Record set ::
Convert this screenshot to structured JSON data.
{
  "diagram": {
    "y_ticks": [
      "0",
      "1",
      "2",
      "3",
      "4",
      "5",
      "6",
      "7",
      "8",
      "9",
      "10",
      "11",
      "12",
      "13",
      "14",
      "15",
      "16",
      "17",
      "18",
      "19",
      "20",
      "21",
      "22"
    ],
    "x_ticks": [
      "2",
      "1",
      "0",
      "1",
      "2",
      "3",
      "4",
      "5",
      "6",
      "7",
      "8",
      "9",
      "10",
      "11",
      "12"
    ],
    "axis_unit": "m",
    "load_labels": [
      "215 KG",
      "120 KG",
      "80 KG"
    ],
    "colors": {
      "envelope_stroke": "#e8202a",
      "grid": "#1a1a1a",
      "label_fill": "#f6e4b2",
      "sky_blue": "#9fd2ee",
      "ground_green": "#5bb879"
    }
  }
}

Aim :: Your task is to quote all of the data word for word.

The solution ::
Convert this screenshot to structured JSON data.
{
  "diagram": {
    "y_ticks": [
      "0",
      "1",
      "2",
      "3",
      "4",
      "5",
      "6",
      "7",
      "8",
      "9",
      "10",
      "11",
      "12",
      "13",
      "14",
      "15",
      "16",
      "17",
      "18",
      "19",
      "20",
      "21",
      "22"
    ],
    "x_ticks": [
      "2",
      "1",
      "0",
      "1",
      "2",
      "3",
      "4",
      "5",
      "6",
      "7",
      "8",
      "9",
      "10",
      "11",
      "12"
    ],
    "axis_unit": "m",
    "load_labels": [
      "215 KG",
      "120 KG",
      "80 KG"
    ],
    "colors": {
      "envelope_stroke": "#e8202a",
      "grid": "#1a1a1a",
      "label_fill": "#f6e4b2",
      "sky_blue": "#9fd2ee",
      "ground_green": "#5bb879"
    }
  }
}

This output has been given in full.